> **Given request**:
Exclude the pictures; give every entry again exactly as written.
* Start The data *
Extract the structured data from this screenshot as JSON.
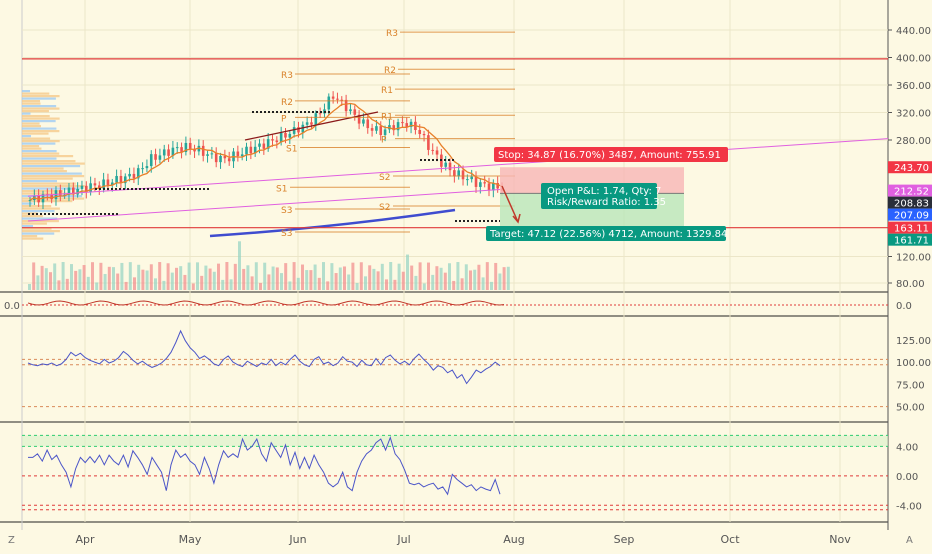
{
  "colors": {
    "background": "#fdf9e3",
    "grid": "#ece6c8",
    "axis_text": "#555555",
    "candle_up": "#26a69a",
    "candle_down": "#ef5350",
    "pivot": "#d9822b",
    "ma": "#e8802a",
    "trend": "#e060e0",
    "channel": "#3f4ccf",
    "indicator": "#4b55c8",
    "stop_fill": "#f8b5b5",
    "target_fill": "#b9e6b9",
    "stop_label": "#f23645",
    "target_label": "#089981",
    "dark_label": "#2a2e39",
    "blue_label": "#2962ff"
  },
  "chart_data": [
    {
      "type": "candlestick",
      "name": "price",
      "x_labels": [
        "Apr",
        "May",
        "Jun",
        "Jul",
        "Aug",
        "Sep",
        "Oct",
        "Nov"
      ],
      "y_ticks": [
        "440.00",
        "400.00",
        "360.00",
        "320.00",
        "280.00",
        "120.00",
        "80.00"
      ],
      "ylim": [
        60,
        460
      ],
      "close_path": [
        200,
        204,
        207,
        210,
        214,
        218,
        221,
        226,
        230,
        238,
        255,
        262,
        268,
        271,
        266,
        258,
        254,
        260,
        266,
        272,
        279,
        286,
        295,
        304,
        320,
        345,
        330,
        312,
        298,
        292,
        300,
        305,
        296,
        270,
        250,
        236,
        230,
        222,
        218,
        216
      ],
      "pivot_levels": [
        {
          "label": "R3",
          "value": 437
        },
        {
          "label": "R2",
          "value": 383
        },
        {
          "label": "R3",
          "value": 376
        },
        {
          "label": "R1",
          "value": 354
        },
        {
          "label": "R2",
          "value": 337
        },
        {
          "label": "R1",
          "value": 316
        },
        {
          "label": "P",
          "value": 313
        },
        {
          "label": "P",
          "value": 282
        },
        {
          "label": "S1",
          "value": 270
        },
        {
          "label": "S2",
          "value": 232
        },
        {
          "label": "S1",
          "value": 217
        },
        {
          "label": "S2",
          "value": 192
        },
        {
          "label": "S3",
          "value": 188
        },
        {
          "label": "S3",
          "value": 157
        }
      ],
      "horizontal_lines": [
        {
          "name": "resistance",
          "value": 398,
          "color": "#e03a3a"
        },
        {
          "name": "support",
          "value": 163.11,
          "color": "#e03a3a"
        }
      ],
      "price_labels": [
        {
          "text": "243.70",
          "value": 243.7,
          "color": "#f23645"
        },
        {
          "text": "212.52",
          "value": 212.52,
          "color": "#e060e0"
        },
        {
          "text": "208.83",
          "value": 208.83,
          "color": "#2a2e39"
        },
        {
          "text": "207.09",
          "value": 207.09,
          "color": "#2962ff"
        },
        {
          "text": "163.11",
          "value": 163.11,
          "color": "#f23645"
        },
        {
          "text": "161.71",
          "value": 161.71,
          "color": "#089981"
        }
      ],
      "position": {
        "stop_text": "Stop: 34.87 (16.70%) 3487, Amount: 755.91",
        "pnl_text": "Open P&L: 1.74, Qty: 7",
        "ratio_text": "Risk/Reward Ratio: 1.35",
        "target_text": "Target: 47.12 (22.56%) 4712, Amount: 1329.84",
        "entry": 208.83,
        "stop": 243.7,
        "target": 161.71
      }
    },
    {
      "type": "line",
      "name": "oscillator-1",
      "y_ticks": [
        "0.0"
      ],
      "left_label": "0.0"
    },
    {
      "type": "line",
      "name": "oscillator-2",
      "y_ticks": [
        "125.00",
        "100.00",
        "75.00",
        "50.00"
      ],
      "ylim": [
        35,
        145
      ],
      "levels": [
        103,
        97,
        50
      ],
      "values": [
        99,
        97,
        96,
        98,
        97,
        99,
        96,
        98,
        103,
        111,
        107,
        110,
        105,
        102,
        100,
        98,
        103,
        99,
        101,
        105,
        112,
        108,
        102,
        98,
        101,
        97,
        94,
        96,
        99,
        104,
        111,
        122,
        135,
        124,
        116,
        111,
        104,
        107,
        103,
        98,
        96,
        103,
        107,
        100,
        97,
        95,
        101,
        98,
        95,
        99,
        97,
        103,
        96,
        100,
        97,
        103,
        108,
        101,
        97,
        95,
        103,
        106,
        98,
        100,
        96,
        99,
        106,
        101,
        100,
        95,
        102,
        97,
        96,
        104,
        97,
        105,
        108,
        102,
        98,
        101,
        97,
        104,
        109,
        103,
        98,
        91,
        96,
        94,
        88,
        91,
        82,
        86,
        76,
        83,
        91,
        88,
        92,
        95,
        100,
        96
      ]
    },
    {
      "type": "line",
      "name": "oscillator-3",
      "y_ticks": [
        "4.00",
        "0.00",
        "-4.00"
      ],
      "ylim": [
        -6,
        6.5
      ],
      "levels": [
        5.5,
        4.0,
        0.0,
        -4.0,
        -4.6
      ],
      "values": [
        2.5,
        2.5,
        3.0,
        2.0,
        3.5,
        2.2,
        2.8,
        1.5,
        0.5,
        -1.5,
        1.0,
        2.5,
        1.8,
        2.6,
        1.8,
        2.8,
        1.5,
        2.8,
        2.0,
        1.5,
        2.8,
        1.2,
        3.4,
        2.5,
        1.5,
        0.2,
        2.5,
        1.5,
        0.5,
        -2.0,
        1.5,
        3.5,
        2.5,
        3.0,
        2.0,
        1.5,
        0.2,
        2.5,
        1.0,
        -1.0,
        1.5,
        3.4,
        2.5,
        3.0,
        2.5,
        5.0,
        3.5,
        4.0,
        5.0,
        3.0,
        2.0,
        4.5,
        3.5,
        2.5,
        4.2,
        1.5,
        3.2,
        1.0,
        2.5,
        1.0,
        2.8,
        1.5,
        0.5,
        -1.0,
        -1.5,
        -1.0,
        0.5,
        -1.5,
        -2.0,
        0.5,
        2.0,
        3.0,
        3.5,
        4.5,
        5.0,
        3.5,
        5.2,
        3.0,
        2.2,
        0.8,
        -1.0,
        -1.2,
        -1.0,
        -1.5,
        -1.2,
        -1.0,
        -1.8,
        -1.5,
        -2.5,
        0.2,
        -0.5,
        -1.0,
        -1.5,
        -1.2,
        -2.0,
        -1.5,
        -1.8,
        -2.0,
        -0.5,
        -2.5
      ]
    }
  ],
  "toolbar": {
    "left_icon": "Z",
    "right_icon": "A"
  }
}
* End The data *
> **Exercise result**:
Extract the structured data from this screenshot as JSON.
{
  "colors": {
    "background": "#fdf9e3",
    "grid": "#ece6c8",
    "axis_text": "#555555",
    "candle_up": "#26a69a",
    "candle_down": "#ef5350",
    "pivot": "#d9822b",
    "ma": "#e8802a",
    "trend": "#e060e0",
    "channel": "#3f4ccf",
    "indicator": "#4b55c8",
    "stop_fill": "#f8b5b5",
    "target_fill": "#b9e6b9",
    "stop_label": "#f23645",
    "target_label": "#089981",
    "dark_label": "#2a2e39",
    "blue_label": "#2962ff"
  },
  "chart_data": [
    {
      "type": "candlestick",
      "name": "price",
      "x_labels": [
        "Apr",
        "May",
        "Jun",
        "Jul",
        "Aug",
        "Sep",
        "Oct",
        "Nov"
      ],
      "y_ticks": [
        "440.00",
        "400.00",
        "360.00",
        "320.00",
        "280.00",
        "120.00",
        "80.00"
      ],
      "ylim": [
        60,
        460
      ],
      "close_path": [
        200,
        204,
        207,
        210,
        214,
        218,
        221,
        226,
        230,
        238,
        255,
        262,
        268,
        271,
        266,
        258,
        254,
        260,
        266,
        272,
        279,
        286,
        295,
        304,
        320,
        345,
        330,
        312,
        298,
        292,
        300,
        305,
        296,
        270,
        250,
        236,
        230,
        222,
        218,
        216
      ],
      "pivot_levels": [
        {
          "label": "R3",
          "value": 437
        },
        {
          "label": "R2",
          "value": 383
        },
        {
          "label": "R3",
          "value": 376
        },
        {
          "label": "R1",
          "value": 354
        },
        {
          "label": "R2",
          "value": 337
        },
        {
          "label": "R1",
          "value": 316
        },
        {
          "label": "P",
          "value": 313
        },
        {
          "label": "P",
          "value": 282
        },
        {
          "label": "S1",
          "value": 270
        },
        {
          "label": "S2",
          "value": 232
        },
        {
          "label": "S1",
          "value": 217
        },
        {
          "label": "S2",
          "value": 192
        },
        {
          "label": "S3",
          "value": 188
        },
        {
          "label": "S3",
          "value": 157
        }
      ],
      "horizontal_lines": [
        {
          "name": "resistance",
          "value": 398,
          "color": "#e03a3a"
        },
        {
          "name": "support",
          "value": 163.11,
          "color": "#e03a3a"
        }
      ],
      "price_labels": [
        {
          "text": "243.70",
          "value": 243.7,
          "color": "#f23645"
        },
        {
          "text": "212.52",
          "value": 212.52,
          "color": "#e060e0"
        },
        {
          "text": "208.83",
          "value": 208.83,
          "color": "#2a2e39"
        },
        {
          "text": "207.09",
          "value": 207.09,
          "color": "#2962ff"
        },
        {
          "text": "163.11",
          "value": 163.11,
          "color": "#f23645"
        },
        {
          "text": "161.71",
          "value": 161.71,
          "color": "#089981"
        }
      ],
      "position": {
        "stop_text": "Stop: 34.87 (16.70%) 3487, Amount: 755.91",
        "pnl_text": "Open P&L: 1.74, Qty: 7",
        "ratio_text": "Risk/Reward Ratio: 1.35",
        "target_text": "Target: 47.12 (22.56%) 4712, Amount: 1329.84",
        "entry": 208.83,
        "stop": 243.7,
        "target": 161.71
      }
    },
    {
      "type": "line",
      "name": "oscillator-1",
      "y_ticks": [
        "0.0"
      ],
      "left_label": "0.0"
    },
    {
      "type": "line",
      "name": "oscillator-2",
      "y_ticks": [
        "125.00",
        "100.00",
        "75.00",
        "50.00"
      ],
      "ylim": [
        35,
        145
      ],
      "levels": [
        103,
        97,
        50
      ],
      "values": [
        99,
        97,
        96,
        98,
        97,
        99,
        96,
        98,
        103,
        111,
        107,
        110,
        105,
        102,
        100,
        98,
        103,
        99,
        101,
        105,
        112,
        108,
        102,
        98,
        101,
        97,
        94,
        96,
        99,
        104,
        111,
        122,
        135,
        124,
        116,
        111,
        104,
        107,
        103,
        98,
        96,
        103,
        107,
        100,
        97,
        95,
        101,
        98,
        95,
        99,
        97,
        103,
        96,
        100,
        97,
        103,
        108,
        101,
        97,
        95,
        103,
        106,
        98,
        100,
        96,
        99,
        106,
        101,
        100,
        95,
        102,
        97,
        96,
        104,
        97,
        105,
        108,
        102,
        98,
        101,
        97,
        104,
        109,
        103,
        98,
        91,
        96,
        94,
        88,
        91,
        82,
        86,
        76,
        83,
        91,
        88,
        92,
        95,
        100,
        96
      ]
    },
    {
      "type": "line",
      "name": "oscillator-3",
      "y_ticks": [
        "4.00",
        "0.00",
        "-4.00"
      ],
      "ylim": [
        -6,
        6.5
      ],
      "levels": [
        5.5,
        4.0,
        0.0,
        -4.0,
        -4.6
      ],
      "values": [
        2.5,
        2.5,
        3.0,
        2.0,
        3.5,
        2.2,
        2.8,
        1.5,
        0.5,
        -1.5,
        1.0,
        2.5,
        1.8,
        2.6,
        1.8,
        2.8,
        1.5,
        2.8,
        2.0,
        1.5,
        2.8,
        1.2,
        3.4,
        2.5,
        1.5,
        0.2,
        2.5,
        1.5,
        0.5,
        -2.0,
        1.5,
        3.5,
        2.5,
        3.0,
        2.0,
        1.5,
        0.2,
        2.5,
        1.0,
        -1.0,
        1.5,
        3.4,
        2.5,
        3.0,
        2.5,
        5.0,
        3.5,
        4.0,
        5.0,
        3.0,
        2.0,
        4.5,
        3.5,
        2.5,
        4.2,
        1.5,
        3.2,
        1.0,
        2.5,
        1.0,
        2.8,
        1.5,
        0.5,
        -1.0,
        -1.5,
        -1.0,
        0.5,
        -1.5,
        -2.0,
        0.5,
        2.0,
        3.0,
        3.5,
        4.5,
        5.0,
        3.5,
        5.2,
        3.0,
        2.2,
        0.8,
        -1.0,
        -1.2,
        -1.0,
        -1.5,
        -1.2,
        -1.0,
        -1.8,
        -1.5,
        -2.5,
        0.2,
        -0.5,
        -1.0,
        -1.5,
        -1.2,
        -2.0,
        -1.5,
        -1.8,
        -2.0,
        -0.5,
        -2.5
      ]
    }
  ],
  "toolbar": {
    "left_icon": "Z",
    "right_icon": "A"
  }
}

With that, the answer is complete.